= Set problem =
In your copy, leave out the pictures and repeat the entries below exactly.

************

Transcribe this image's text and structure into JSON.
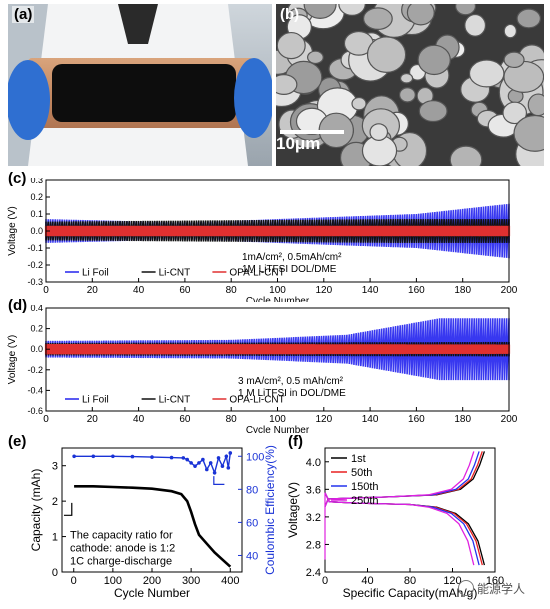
{
  "panels": {
    "a": {
      "label": "(a)"
    },
    "b": {
      "label": "(b)",
      "scale_bar": "10μm"
    },
    "c": {
      "label": "(c)"
    },
    "d": {
      "label": "(d)"
    },
    "e": {
      "label": "(e)"
    },
    "f": {
      "label": "(f)"
    }
  },
  "watermark": "能源学人",
  "chart_data": [
    {
      "id": "c",
      "type": "line",
      "xlabel": "Cycle Number",
      "ylabel": "Voltage (V)",
      "xlim": [
        0,
        200
      ],
      "ylim": [
        -0.3,
        0.3
      ],
      "xticks": [
        0,
        20,
        40,
        60,
        80,
        100,
        120,
        140,
        160,
        180,
        200
      ],
      "yticks": [
        -0.3,
        -0.2,
        -0.1,
        0.0,
        0.1,
        0.2,
        0.3
      ],
      "annotation": [
        "1mA/cm², 0.5mAh/cm²",
        "1M LiTFSI DOL/DME"
      ],
      "series": [
        {
          "name": "Li Foil",
          "color": "#2222ee",
          "amplitude": [
            [
              0,
              0.07
            ],
            [
              60,
              0.05
            ],
            [
              100,
              0.07
            ],
            [
              160,
              0.1
            ],
            [
              200,
              0.16
            ]
          ]
        },
        {
          "name": "Li-CNT",
          "color": "#111111",
          "amplitude": [
            [
              0,
              0.055
            ],
            [
              100,
              0.065
            ],
            [
              150,
              0.07
            ],
            [
              200,
              0.07
            ]
          ]
        },
        {
          "name": "OPA-Li-CNT",
          "color": "#e03030",
          "amplitude": [
            [
              0,
              0.03
            ],
            [
              200,
              0.03
            ]
          ]
        }
      ]
    },
    {
      "id": "d",
      "type": "line",
      "xlabel": "Cycle Number",
      "ylabel": "Voltage (V)",
      "xlim": [
        0,
        200
      ],
      "ylim": [
        -0.6,
        0.4
      ],
      "xticks": [
        0,
        20,
        40,
        60,
        80,
        100,
        120,
        140,
        160,
        180,
        200
      ],
      "yticks": [
        -0.6,
        -0.4,
        -0.2,
        0.0,
        0.2,
        0.4
      ],
      "annotation": [
        "3 mA/cm², 0.5 mAh/cm²",
        "1 M LiTFSI in DOL/DME"
      ],
      "series": [
        {
          "name": "Li Foil",
          "color": "#2222ee",
          "amplitude": [
            [
              0,
              0.08
            ],
            [
              80,
              0.09
            ],
            [
              130,
              0.14
            ],
            [
              170,
              0.3
            ],
            [
              200,
              0.3
            ]
          ]
        },
        {
          "name": "Li-CNT",
          "color": "#111111",
          "amplitude": [
            [
              0,
              0.06
            ],
            [
              200,
              0.07
            ]
          ]
        },
        {
          "name": "OPA-Li-CNT",
          "color": "#e03030",
          "amplitude": [
            [
              0,
              0.05
            ],
            [
              200,
              0.045
            ]
          ]
        }
      ]
    },
    {
      "id": "e",
      "type": "scatter",
      "xlabel": "Cycle Number",
      "ylabel": "Capacity (mAh)",
      "ylabel_right": "Coulombic Efficiency(%)",
      "xlim": [
        -30,
        430
      ],
      "ylim": [
        0,
        3.5
      ],
      "ylim_right": [
        30,
        105
      ],
      "xticks": [
        0,
        100,
        200,
        300,
        400
      ],
      "yticks": [
        0,
        1,
        2,
        3
      ],
      "yticks_right": [
        40,
        60,
        80,
        100
      ],
      "annotation": [
        "The capacity ratio for",
        "cathode: anode is 1:2",
        "1C charge-discharge"
      ],
      "series": [
        {
          "name": "Capacity",
          "color": "#000000",
          "axis": "left",
          "x": [
            1,
            50,
            100,
            150,
            200,
            250,
            275,
            290,
            300,
            310,
            320,
            340,
            360,
            380,
            400
          ],
          "y": [
            2.42,
            2.42,
            2.4,
            2.38,
            2.35,
            2.28,
            2.2,
            2.0,
            1.7,
            1.35,
            1.05,
            0.8,
            0.55,
            0.35,
            0.15
          ]
        },
        {
          "name": "Coulombic Efficiency",
          "color": "#1a33d6",
          "axis": "right",
          "x": [
            1,
            50,
            100,
            150,
            200,
            250,
            280,
            290,
            300,
            310,
            320,
            330,
            340,
            350,
            360,
            370,
            380,
            390,
            395,
            400
          ],
          "y": [
            100,
            100,
            100,
            99.8,
            99.5,
            99.2,
            99,
            98,
            96,
            94,
            96,
            98,
            92,
            96,
            90,
            99,
            94,
            100,
            93,
            102
          ]
        }
      ]
    },
    {
      "id": "f",
      "type": "line",
      "xlabel": "Specific Capacity(mAh/g)",
      "ylabel": "Voltage(V)",
      "xlim": [
        0,
        160
      ],
      "ylim": [
        2.4,
        4.2
      ],
      "xticks": [
        0,
        40,
        80,
        120,
        160
      ],
      "yticks": [
        2.4,
        2.8,
        3.2,
        3.6,
        4.0
      ],
      "series": [
        {
          "name": "1st",
          "color": "#000000",
          "cap": 150
        },
        {
          "name": "50th",
          "color": "#e82020",
          "cap": 148
        },
        {
          "name": "150th",
          "color": "#2233ee",
          "cap": 145
        },
        {
          "name": "250th",
          "color": "#e020e0",
          "cap": 140
        }
      ]
    }
  ]
}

************

= Expected output =
Transcribe this image's text and structure into JSON.
{
  "panels": {
    "a": {
      "label": "(a)"
    },
    "b": {
      "label": "(b)",
      "scale_bar": "10μm"
    },
    "c": {
      "label": "(c)"
    },
    "d": {
      "label": "(d)"
    },
    "e": {
      "label": "(e)"
    },
    "f": {
      "label": "(f)"
    }
  },
  "watermark": "能源学人",
  "chart_data": [
    {
      "id": "c",
      "type": "line",
      "xlabel": "Cycle Number",
      "ylabel": "Voltage (V)",
      "xlim": [
        0,
        200
      ],
      "ylim": [
        -0.3,
        0.3
      ],
      "xticks": [
        0,
        20,
        40,
        60,
        80,
        100,
        120,
        140,
        160,
        180,
        200
      ],
      "yticks": [
        -0.3,
        -0.2,
        -0.1,
        0.0,
        0.1,
        0.2,
        0.3
      ],
      "annotation": [
        "1mA/cm², 0.5mAh/cm²",
        "1M LiTFSI DOL/DME"
      ],
      "series": [
        {
          "name": "Li Foil",
          "color": "#2222ee",
          "amplitude": [
            [
              0,
              0.07
            ],
            [
              60,
              0.05
            ],
            [
              100,
              0.07
            ],
            [
              160,
              0.1
            ],
            [
              200,
              0.16
            ]
          ]
        },
        {
          "name": "Li-CNT",
          "color": "#111111",
          "amplitude": [
            [
              0,
              0.055
            ],
            [
              100,
              0.065
            ],
            [
              150,
              0.07
            ],
            [
              200,
              0.07
            ]
          ]
        },
        {
          "name": "OPA-Li-CNT",
          "color": "#e03030",
          "amplitude": [
            [
              0,
              0.03
            ],
            [
              200,
              0.03
            ]
          ]
        }
      ]
    },
    {
      "id": "d",
      "type": "line",
      "xlabel": "Cycle Number",
      "ylabel": "Voltage (V)",
      "xlim": [
        0,
        200
      ],
      "ylim": [
        -0.6,
        0.4
      ],
      "xticks": [
        0,
        20,
        40,
        60,
        80,
        100,
        120,
        140,
        160,
        180,
        200
      ],
      "yticks": [
        -0.6,
        -0.4,
        -0.2,
        0.0,
        0.2,
        0.4
      ],
      "annotation": [
        "3 mA/cm², 0.5 mAh/cm²",
        "1 M LiTFSI in DOL/DME"
      ],
      "series": [
        {
          "name": "Li Foil",
          "color": "#2222ee",
          "amplitude": [
            [
              0,
              0.08
            ],
            [
              80,
              0.09
            ],
            [
              130,
              0.14
            ],
            [
              170,
              0.3
            ],
            [
              200,
              0.3
            ]
          ]
        },
        {
          "name": "Li-CNT",
          "color": "#111111",
          "amplitude": [
            [
              0,
              0.06
            ],
            [
              200,
              0.07
            ]
          ]
        },
        {
          "name": "OPA-Li-CNT",
          "color": "#e03030",
          "amplitude": [
            [
              0,
              0.05
            ],
            [
              200,
              0.045
            ]
          ]
        }
      ]
    },
    {
      "id": "e",
      "type": "scatter",
      "xlabel": "Cycle Number",
      "ylabel": "Capacity (mAh)",
      "ylabel_right": "Coulombic Efficiency(%)",
      "xlim": [
        -30,
        430
      ],
      "ylim": [
        0,
        3.5
      ],
      "ylim_right": [
        30,
        105
      ],
      "xticks": [
        0,
        100,
        200,
        300,
        400
      ],
      "yticks": [
        0,
        1,
        2,
        3
      ],
      "yticks_right": [
        40,
        60,
        80,
        100
      ],
      "annotation": [
        "The capacity ratio for",
        "cathode: anode is 1:2",
        "1C charge-discharge"
      ],
      "series": [
        {
          "name": "Capacity",
          "color": "#000000",
          "axis": "left",
          "x": [
            1,
            50,
            100,
            150,
            200,
            250,
            275,
            290,
            300,
            310,
            320,
            340,
            360,
            380,
            400
          ],
          "y": [
            2.42,
            2.42,
            2.4,
            2.38,
            2.35,
            2.28,
            2.2,
            2.0,
            1.7,
            1.35,
            1.05,
            0.8,
            0.55,
            0.35,
            0.15
          ]
        },
        {
          "name": "Coulombic Efficiency",
          "color": "#1a33d6",
          "axis": "right",
          "x": [
            1,
            50,
            100,
            150,
            200,
            250,
            280,
            290,
            300,
            310,
            320,
            330,
            340,
            350,
            360,
            370,
            380,
            390,
            395,
            400
          ],
          "y": [
            100,
            100,
            100,
            99.8,
            99.5,
            99.2,
            99,
            98,
            96,
            94,
            96,
            98,
            92,
            96,
            90,
            99,
            94,
            100,
            93,
            102
          ]
        }
      ]
    },
    {
      "id": "f",
      "type": "line",
      "xlabel": "Specific Capacity(mAh/g)",
      "ylabel": "Voltage(V)",
      "xlim": [
        0,
        160
      ],
      "ylim": [
        2.4,
        4.2
      ],
      "xticks": [
        0,
        40,
        80,
        120,
        160
      ],
      "yticks": [
        2.4,
        2.8,
        3.2,
        3.6,
        4.0
      ],
      "series": [
        {
          "name": "1st",
          "color": "#000000",
          "cap": 150
        },
        {
          "name": "50th",
          "color": "#e82020",
          "cap": 148
        },
        {
          "name": "150th",
          "color": "#2233ee",
          "cap": 145
        },
        {
          "name": "250th",
          "color": "#e020e0",
          "cap": 140
        }
      ]
    }
  ]
}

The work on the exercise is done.